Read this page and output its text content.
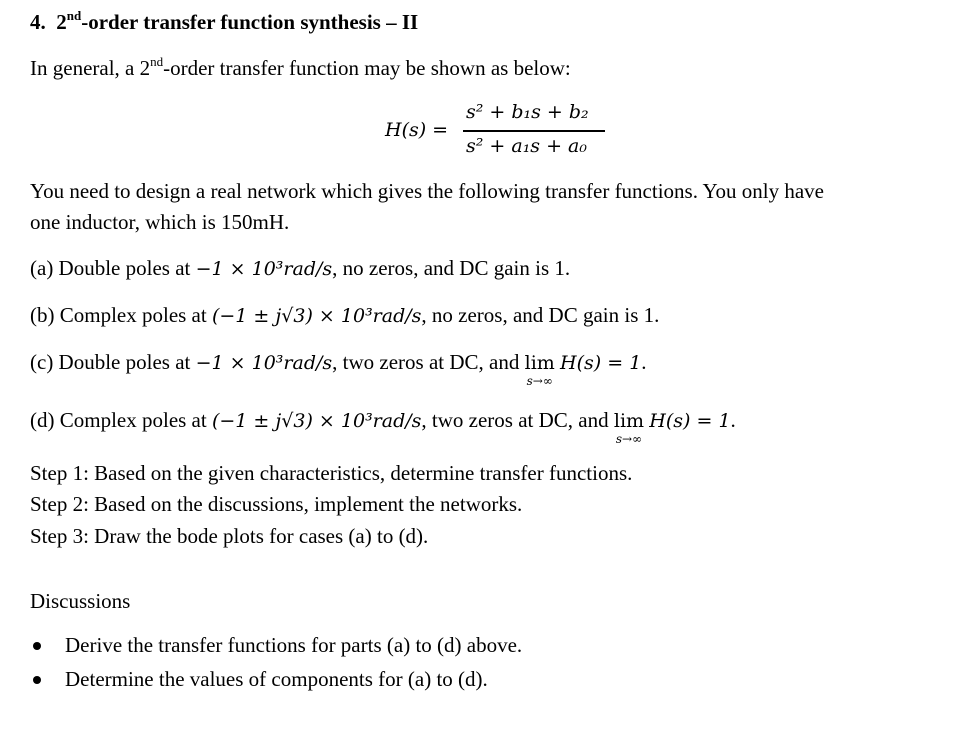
4. 2nd-order transfer function synthesis – II
In general, a 2nd-order transfer function may be shown as below:
H(s) =
s² + b₁s + b₂
s² + a₁s + a₀
You need to design a real network which gives the following transfer functions. You only have
one inductor, which is 150mH.
(a) Double poles at −1 × 10³rad/s, no zeros, and DC gain is 1.
(b) Complex poles at (−1 ± j√3) × 10³rad/s, no zeros, and DC gain is 1.
(c) Double poles at −1 × 10³rad/s, two zeros at DC, and lim
s→∞
H(s) = 1.
(d) Complex poles at (−1 ± j√3) × 10³rad/s, two zeros at DC, and lim
s→∞
H(s) = 1.
Step 1: Based on the given characteristics, determine transfer functions.
Step 2: Based on the discussions, implement the networks.
Step 3: Draw the bode plots for cases (a) to (d).
Discussions
Derive the transfer functions for parts (a) to (d) above.
Determine the values of components for (a) to (d).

» Task prompt: Output the full set of records above without changing a word, and drop the images.

» Correct output:
Read this page and output its text content.
4. 2nd-order transfer function synthesis – II
In general, a 2nd-order transfer function may be shown as below:
H(s) =
s² + b₁s + b₂
s² + a₁s + a₀
You need to design a real network which gives the following transfer functions. You only have
one inductor, which is 150mH.
(a) Double poles at −1 × 10³rad/s, no zeros, and DC gain is 1.
(b) Complex poles at (−1 ± j√3) × 10³rad/s, no zeros, and DC gain is 1.
(c) Double poles at −1 × 10³rad/s, two zeros at DC, and lim
s→∞
H(s) = 1.
(d) Complex poles at (−1 ± j√3) × 10³rad/s, two zeros at DC, and lim
s→∞
H(s) = 1.
Step 1: Based on the given characteristics, determine transfer functions.
Step 2: Based on the discussions, implement the networks.
Step 3: Draw the bode plots for cases (a) to (d).
Discussions
Derive the transfer functions for parts (a) to (d) above.
Determine the values of components for (a) to (d).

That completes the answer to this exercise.